> _Dataset entries_:

····················

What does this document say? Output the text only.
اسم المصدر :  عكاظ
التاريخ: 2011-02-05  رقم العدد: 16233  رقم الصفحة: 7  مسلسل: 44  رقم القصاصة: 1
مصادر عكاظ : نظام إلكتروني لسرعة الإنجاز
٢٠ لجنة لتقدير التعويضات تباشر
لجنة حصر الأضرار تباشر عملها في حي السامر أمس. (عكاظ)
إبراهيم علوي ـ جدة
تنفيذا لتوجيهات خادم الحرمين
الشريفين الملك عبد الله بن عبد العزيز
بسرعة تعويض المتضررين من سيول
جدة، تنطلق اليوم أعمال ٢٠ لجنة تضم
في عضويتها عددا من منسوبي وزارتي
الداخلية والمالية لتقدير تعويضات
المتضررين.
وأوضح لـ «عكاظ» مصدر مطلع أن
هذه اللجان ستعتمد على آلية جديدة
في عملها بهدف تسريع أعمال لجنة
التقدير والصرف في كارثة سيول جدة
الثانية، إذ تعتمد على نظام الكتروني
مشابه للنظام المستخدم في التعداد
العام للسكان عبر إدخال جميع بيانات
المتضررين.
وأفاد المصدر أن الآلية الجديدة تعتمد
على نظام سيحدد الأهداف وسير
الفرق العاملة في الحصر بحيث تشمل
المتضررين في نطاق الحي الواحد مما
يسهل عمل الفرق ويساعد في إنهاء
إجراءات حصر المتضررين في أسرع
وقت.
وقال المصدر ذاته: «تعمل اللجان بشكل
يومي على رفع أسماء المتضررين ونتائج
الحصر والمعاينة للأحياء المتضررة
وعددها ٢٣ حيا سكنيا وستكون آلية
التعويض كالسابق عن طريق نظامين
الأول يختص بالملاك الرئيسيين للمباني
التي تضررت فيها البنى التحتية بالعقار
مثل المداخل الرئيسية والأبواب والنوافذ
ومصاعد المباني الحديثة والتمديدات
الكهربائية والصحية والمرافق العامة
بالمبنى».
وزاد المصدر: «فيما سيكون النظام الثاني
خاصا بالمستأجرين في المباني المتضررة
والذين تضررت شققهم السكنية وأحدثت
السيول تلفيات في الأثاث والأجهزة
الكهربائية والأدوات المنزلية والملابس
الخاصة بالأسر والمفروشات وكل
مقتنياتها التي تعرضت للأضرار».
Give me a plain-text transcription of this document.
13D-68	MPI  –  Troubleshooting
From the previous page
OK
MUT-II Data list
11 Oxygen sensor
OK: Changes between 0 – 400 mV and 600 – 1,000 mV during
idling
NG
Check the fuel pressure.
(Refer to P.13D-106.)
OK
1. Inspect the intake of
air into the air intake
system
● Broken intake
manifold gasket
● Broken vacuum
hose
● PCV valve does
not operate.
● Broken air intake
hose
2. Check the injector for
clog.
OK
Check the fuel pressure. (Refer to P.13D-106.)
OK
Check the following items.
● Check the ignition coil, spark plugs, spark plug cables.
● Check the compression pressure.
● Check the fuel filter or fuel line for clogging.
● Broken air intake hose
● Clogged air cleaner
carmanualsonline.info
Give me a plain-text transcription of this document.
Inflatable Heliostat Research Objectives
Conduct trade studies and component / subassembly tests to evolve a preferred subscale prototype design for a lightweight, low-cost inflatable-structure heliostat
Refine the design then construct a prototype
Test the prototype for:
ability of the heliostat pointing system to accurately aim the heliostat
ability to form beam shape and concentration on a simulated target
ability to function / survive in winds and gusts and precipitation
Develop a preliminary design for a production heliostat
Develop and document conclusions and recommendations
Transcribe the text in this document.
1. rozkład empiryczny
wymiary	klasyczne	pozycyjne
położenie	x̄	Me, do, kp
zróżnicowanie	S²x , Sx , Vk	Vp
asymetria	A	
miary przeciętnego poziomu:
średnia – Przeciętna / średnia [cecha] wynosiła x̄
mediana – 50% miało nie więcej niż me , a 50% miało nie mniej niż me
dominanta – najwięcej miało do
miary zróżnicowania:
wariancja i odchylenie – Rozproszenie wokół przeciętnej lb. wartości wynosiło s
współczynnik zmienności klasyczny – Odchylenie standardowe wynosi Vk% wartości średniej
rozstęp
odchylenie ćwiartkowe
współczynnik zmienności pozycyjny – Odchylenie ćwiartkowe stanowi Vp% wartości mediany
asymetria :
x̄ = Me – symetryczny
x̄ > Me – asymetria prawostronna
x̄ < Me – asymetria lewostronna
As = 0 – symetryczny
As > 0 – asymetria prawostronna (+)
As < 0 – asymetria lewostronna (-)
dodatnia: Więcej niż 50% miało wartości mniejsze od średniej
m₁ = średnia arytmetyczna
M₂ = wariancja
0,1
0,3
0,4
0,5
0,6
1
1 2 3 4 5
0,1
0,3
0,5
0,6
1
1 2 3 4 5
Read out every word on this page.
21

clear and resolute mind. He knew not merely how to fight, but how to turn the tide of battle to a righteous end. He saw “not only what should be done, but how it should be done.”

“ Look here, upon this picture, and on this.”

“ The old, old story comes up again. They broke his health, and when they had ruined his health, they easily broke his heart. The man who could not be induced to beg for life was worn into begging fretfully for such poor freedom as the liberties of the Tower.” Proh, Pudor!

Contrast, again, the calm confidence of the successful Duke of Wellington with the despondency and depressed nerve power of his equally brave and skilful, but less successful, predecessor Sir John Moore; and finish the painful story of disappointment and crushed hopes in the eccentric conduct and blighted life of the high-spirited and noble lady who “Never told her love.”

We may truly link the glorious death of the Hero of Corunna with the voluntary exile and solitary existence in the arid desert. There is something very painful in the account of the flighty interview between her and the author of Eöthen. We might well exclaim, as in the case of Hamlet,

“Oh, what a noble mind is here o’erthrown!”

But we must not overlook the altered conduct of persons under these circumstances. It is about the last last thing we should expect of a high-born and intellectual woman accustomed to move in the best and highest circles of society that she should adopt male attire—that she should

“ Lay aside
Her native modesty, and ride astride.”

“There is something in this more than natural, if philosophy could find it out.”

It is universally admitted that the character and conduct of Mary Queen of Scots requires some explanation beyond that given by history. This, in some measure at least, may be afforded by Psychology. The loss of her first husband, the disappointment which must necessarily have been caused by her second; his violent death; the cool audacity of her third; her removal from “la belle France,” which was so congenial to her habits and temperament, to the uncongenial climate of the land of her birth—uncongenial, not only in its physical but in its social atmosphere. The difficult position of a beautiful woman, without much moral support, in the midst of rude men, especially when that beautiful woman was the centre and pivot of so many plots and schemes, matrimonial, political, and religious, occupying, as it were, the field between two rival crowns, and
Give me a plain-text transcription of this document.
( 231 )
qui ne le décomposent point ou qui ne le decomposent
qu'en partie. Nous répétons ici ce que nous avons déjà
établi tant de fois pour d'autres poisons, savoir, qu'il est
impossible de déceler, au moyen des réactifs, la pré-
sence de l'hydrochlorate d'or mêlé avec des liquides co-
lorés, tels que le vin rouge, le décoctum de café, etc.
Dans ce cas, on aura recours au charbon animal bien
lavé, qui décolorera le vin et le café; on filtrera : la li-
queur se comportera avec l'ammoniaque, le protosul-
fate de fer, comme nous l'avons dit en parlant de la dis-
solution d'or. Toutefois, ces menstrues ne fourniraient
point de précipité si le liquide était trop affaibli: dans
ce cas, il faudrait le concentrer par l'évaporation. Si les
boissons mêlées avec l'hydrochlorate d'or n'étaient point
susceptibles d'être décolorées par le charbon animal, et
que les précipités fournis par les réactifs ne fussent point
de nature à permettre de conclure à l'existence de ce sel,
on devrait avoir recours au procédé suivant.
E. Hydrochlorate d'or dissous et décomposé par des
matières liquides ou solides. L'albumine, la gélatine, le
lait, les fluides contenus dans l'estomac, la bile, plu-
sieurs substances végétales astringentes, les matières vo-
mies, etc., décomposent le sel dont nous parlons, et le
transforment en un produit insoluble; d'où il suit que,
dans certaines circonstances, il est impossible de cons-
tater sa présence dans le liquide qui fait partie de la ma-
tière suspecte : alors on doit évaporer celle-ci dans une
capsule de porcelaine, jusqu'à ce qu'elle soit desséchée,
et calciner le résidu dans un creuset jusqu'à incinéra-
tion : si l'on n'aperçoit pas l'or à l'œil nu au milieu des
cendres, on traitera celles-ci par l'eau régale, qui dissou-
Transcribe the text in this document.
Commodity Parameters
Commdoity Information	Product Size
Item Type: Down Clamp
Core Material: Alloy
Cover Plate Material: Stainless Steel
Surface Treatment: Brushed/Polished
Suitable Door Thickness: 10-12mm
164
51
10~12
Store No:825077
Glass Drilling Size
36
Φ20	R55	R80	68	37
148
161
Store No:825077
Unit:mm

····················

State how many lines in the entries above include the word "life"; reply with the number alone.

> _Output for this exercise_:
2